• **Aim of the exercise**
Return every line of the material exactly.

• **The data**
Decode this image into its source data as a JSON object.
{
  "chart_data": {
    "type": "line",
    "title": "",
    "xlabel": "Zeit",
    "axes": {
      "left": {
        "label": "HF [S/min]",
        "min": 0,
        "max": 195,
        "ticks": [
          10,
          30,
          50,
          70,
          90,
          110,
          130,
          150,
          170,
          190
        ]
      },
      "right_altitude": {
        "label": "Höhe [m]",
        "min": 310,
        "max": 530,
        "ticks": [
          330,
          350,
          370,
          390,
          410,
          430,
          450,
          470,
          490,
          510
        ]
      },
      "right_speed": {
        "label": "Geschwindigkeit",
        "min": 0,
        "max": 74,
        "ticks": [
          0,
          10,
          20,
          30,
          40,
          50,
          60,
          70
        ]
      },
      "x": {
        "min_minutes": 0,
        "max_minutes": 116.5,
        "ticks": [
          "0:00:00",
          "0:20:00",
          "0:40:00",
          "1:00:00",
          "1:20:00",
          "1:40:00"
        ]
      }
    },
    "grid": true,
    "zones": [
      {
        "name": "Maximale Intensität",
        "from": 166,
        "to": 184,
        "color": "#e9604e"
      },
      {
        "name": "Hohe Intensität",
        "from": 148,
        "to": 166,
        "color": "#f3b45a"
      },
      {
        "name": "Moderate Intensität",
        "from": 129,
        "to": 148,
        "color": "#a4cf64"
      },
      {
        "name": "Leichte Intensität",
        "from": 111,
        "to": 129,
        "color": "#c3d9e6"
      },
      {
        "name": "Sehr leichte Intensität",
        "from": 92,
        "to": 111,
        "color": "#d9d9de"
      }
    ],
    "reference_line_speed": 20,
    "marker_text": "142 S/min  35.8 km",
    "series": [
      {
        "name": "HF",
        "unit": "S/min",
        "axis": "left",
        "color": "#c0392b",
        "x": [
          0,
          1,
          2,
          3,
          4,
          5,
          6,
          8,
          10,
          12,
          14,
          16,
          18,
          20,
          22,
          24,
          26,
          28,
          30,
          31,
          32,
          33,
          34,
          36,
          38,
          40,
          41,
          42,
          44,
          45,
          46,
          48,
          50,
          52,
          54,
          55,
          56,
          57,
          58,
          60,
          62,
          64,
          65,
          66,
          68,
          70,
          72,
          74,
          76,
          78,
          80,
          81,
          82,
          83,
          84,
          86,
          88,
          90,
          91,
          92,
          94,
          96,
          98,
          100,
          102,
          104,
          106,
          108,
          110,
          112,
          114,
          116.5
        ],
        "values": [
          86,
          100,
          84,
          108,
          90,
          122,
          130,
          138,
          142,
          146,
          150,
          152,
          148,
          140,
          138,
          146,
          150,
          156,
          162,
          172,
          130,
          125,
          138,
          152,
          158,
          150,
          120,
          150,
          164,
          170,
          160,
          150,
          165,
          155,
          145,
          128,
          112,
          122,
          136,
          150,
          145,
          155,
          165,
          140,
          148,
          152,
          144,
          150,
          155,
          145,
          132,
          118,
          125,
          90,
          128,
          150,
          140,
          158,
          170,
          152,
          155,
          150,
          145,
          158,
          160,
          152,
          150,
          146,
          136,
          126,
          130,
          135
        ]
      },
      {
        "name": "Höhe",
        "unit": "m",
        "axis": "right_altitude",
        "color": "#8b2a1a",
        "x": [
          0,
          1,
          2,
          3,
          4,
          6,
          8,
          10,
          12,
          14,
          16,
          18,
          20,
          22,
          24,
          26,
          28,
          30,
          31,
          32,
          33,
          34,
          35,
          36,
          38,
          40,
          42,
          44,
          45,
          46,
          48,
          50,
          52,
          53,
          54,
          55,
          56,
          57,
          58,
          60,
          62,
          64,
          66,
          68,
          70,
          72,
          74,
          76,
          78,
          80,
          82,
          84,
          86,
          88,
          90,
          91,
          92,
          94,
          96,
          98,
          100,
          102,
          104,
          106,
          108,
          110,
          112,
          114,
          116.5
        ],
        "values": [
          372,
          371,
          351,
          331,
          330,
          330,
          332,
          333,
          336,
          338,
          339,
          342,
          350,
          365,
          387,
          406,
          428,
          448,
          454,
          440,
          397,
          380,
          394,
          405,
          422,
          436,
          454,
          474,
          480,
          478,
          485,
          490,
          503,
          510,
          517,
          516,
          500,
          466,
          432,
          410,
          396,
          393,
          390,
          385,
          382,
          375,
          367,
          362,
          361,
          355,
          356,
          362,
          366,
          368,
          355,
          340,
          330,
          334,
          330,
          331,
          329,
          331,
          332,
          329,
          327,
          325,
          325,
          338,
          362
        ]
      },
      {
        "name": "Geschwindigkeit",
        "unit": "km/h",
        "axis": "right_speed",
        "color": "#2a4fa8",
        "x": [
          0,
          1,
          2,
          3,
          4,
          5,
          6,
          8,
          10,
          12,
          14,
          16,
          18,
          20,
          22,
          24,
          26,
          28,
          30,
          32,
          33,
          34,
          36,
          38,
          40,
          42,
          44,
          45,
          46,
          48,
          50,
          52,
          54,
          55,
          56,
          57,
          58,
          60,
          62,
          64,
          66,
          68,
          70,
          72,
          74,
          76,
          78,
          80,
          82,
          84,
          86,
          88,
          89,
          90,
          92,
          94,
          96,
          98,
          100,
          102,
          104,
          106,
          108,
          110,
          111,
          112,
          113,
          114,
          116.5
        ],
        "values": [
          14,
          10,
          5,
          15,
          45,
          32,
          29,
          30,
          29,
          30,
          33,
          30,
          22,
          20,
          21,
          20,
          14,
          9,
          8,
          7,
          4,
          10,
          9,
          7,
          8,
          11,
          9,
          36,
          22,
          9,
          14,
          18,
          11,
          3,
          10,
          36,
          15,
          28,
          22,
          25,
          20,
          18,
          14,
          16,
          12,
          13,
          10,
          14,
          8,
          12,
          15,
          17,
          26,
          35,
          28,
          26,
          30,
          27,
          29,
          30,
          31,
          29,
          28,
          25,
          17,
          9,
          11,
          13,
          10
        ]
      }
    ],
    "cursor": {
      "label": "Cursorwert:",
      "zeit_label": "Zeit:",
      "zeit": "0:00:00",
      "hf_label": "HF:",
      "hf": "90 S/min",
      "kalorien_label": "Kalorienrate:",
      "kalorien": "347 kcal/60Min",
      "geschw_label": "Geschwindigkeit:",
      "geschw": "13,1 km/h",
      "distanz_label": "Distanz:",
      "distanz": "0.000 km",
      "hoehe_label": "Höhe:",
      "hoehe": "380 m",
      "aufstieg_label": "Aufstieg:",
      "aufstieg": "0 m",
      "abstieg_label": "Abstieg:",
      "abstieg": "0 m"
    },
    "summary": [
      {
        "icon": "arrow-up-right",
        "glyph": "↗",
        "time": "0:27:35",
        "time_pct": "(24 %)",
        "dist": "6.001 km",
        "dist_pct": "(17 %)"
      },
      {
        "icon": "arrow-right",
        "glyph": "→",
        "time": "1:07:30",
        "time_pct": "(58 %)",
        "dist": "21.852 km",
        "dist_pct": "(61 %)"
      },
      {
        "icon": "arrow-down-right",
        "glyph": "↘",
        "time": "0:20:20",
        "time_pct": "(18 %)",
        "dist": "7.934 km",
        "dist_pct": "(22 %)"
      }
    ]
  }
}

• **Worked answer**
Decode this image into its source data as a JSON object.
{
  "chart_data": {
    "type": "line",
    "title": "",
    "xlabel": "Zeit",
    "axes": {
      "left": {
        "label": "HF [S/min]",
        "min": 0,
        "max": 195,
        "ticks": [
          10,
          30,
          50,
          70,
          90,
          110,
          130,
          150,
          170,
          190
        ]
      },
      "right_altitude": {
        "label": "Höhe [m]",
        "min": 310,
        "max": 530,
        "ticks": [
          330,
          350,
          370,
          390,
          410,
          430,
          450,
          470,
          490,
          510
        ]
      },
      "right_speed": {
        "label": "Geschwindigkeit",
        "min": 0,
        "max": 74,
        "ticks": [
          0,
          10,
          20,
          30,
          40,
          50,
          60,
          70
        ]
      },
      "x": {
        "min_minutes": 0,
        "max_minutes": 116.5,
        "ticks": [
          "0:00:00",
          "0:20:00",
          "0:40:00",
          "1:00:00",
          "1:20:00",
          "1:40:00"
        ]
      }
    },
    "grid": true,
    "zones": [
      {
        "name": "Maximale Intensität",
        "from": 166,
        "to": 184,
        "color": "#e9604e"
      },
      {
        "name": "Hohe Intensität",
        "from": 148,
        "to": 166,
        "color": "#f3b45a"
      },
      {
        "name": "Moderate Intensität",
        "from": 129,
        "to": 148,
        "color": "#a4cf64"
      },
      {
        "name": "Leichte Intensität",
        "from": 111,
        "to": 129,
        "color": "#c3d9e6"
      },
      {
        "name": "Sehr leichte Intensität",
        "from": 92,
        "to": 111,
        "color": "#d9d9de"
      }
    ],
    "reference_line_speed": 20,
    "marker_text": "142 S/min  35.8 km",
    "series": [
      {
        "name": "HF",
        "unit": "S/min",
        "axis": "left",
        "color": "#c0392b",
        "x": [
          0,
          1,
          2,
          3,
          4,
          5,
          6,
          8,
          10,
          12,
          14,
          16,
          18,
          20,
          22,
          24,
          26,
          28,
          30,
          31,
          32,
          33,
          34,
          36,
          38,
          40,
          41,
          42,
          44,
          45,
          46,
          48,
          50,
          52,
          54,
          55,
          56,
          57,
          58,
          60,
          62,
          64,
          65,
          66,
          68,
          70,
          72,
          74,
          76,
          78,
          80,
          81,
          82,
          83,
          84,
          86,
          88,
          90,
          91,
          92,
          94,
          96,
          98,
          100,
          102,
          104,
          106,
          108,
          110,
          112,
          114,
          116.5
        ],
        "values": [
          86,
          100,
          84,
          108,
          90,
          122,
          130,
          138,
          142,
          146,
          150,
          152,
          148,
          140,
          138,
          146,
          150,
          156,
          162,
          172,
          130,
          125,
          138,
          152,
          158,
          150,
          120,
          150,
          164,
          170,
          160,
          150,
          165,
          155,
          145,
          128,
          112,
          122,
          136,
          150,
          145,
          155,
          165,
          140,
          148,
          152,
          144,
          150,
          155,
          145,
          132,
          118,
          125,
          90,
          128,
          150,
          140,
          158,
          170,
          152,
          155,
          150,
          145,
          158,
          160,
          152,
          150,
          146,
          136,
          126,
          130,
          135
        ]
      },
      {
        "name": "Höhe",
        "unit": "m",
        "axis": "right_altitude",
        "color": "#8b2a1a",
        "x": [
          0,
          1,
          2,
          3,
          4,
          6,
          8,
          10,
          12,
          14,
          16,
          18,
          20,
          22,
          24,
          26,
          28,
          30,
          31,
          32,
          33,
          34,
          35,
          36,
          38,
          40,
          42,
          44,
          45,
          46,
          48,
          50,
          52,
          53,
          54,
          55,
          56,
          57,
          58,
          60,
          62,
          64,
          66,
          68,
          70,
          72,
          74,
          76,
          78,
          80,
          82,
          84,
          86,
          88,
          90,
          91,
          92,
          94,
          96,
          98,
          100,
          102,
          104,
          106,
          108,
          110,
          112,
          114,
          116.5
        ],
        "values": [
          372,
          371,
          351,
          331,
          330,
          330,
          332,
          333,
          336,
          338,
          339,
          342,
          350,
          365,
          387,
          406,
          428,
          448,
          454,
          440,
          397,
          380,
          394,
          405,
          422,
          436,
          454,
          474,
          480,
          478,
          485,
          490,
          503,
          510,
          517,
          516,
          500,
          466,
          432,
          410,
          396,
          393,
          390,
          385,
          382,
          375,
          367,
          362,
          361,
          355,
          356,
          362,
          366,
          368,
          355,
          340,
          330,
          334,
          330,
          331,
          329,
          331,
          332,
          329,
          327,
          325,
          325,
          338,
          362
        ]
      },
      {
        "name": "Geschwindigkeit",
        "unit": "km/h",
        "axis": "right_speed",
        "color": "#2a4fa8",
        "x": [
          0,
          1,
          2,
          3,
          4,
          5,
          6,
          8,
          10,
          12,
          14,
          16,
          18,
          20,
          22,
          24,
          26,
          28,
          30,
          32,
          33,
          34,
          36,
          38,
          40,
          42,
          44,
          45,
          46,
          48,
          50,
          52,
          54,
          55,
          56,
          57,
          58,
          60,
          62,
          64,
          66,
          68,
          70,
          72,
          74,
          76,
          78,
          80,
          82,
          84,
          86,
          88,
          89,
          90,
          92,
          94,
          96,
          98,
          100,
          102,
          104,
          106,
          108,
          110,
          111,
          112,
          113,
          114,
          116.5
        ],
        "values": [
          14,
          10,
          5,
          15,
          45,
          32,
          29,
          30,
          29,
          30,
          33,
          30,
          22,
          20,
          21,
          20,
          14,
          9,
          8,
          7,
          4,
          10,
          9,
          7,
          8,
          11,
          9,
          36,
          22,
          9,
          14,
          18,
          11,
          3,
          10,
          36,
          15,
          28,
          22,
          25,
          20,
          18,
          14,
          16,
          12,
          13,
          10,
          14,
          8,
          12,
          15,
          17,
          26,
          35,
          28,
          26,
          30,
          27,
          29,
          30,
          31,
          29,
          28,
          25,
          17,
          9,
          11,
          13,
          10
        ]
      }
    ],
    "cursor": {
      "label": "Cursorwert:",
      "zeit_label": "Zeit:",
      "zeit": "0:00:00",
      "hf_label": "HF:",
      "hf": "90 S/min",
      "kalorien_label": "Kalorienrate:",
      "kalorien": "347 kcal/60Min",
      "geschw_label": "Geschwindigkeit:",
      "geschw": "13,1 km/h",
      "distanz_label": "Distanz:",
      "distanz": "0.000 km",
      "hoehe_label": "Höhe:",
      "hoehe": "380 m",
      "aufstieg_label": "Aufstieg:",
      "aufstieg": "0 m",
      "abstieg_label": "Abstieg:",
      "abstieg": "0 m"
    },
    "summary": [
      {
        "icon": "arrow-up-right",
        "glyph": "↗",
        "time": "0:27:35",
        "time_pct": "(24 %)",
        "dist": "6.001 km",
        "dist_pct": "(17 %)"
      },
      {
        "icon": "arrow-right",
        "glyph": "→",
        "time": "1:07:30",
        "time_pct": "(58 %)",
        "dist": "21.852 km",
        "dist_pct": "(61 %)"
      },
      {
        "icon": "arrow-down-right",
        "glyph": "↘",
        "time": "0:20:20",
        "time_pct": "(18 %)",
        "dist": "7.934 km",
        "dist_pct": "(22 %)"
      }
    ]
  }
}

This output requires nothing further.